◆ Job
Set down all of the entries word for word, omitting the images they contain.

◆ Input for this task
★ ★ ★ ★ ★ ★ ★

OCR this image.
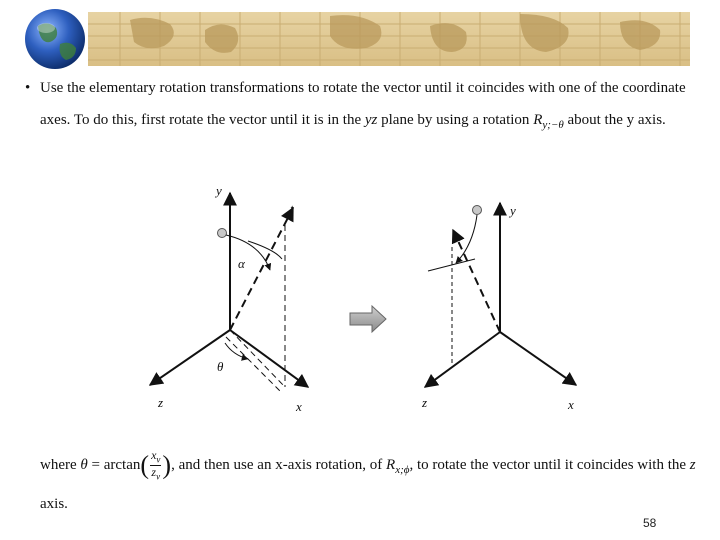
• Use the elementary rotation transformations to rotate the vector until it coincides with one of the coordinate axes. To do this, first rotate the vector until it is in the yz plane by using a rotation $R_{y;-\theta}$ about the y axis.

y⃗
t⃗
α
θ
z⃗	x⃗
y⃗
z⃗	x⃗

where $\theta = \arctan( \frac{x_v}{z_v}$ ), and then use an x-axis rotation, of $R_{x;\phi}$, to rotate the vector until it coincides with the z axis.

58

★ ★ ★ ★ ★ ★ ★

◆ Solution to this problem
OCR this image.
• Use the elementary rotation transformations to rotate the vector until it coincides with one of the coordinate axes. To do this, first rotate the vector until it is in the yz plane by using a rotation $R_{y;-\theta}$ about the y axis.

y⃗
t⃗
α
θ
z⃗	x⃗
y⃗
z⃗	x⃗

where $\theta = \arctan( \frac{x_v}{z_v}$ ), and then use an x-axis rotation, of $R_{x;\phi}$, to rotate the vector until it coincides with the z axis.

58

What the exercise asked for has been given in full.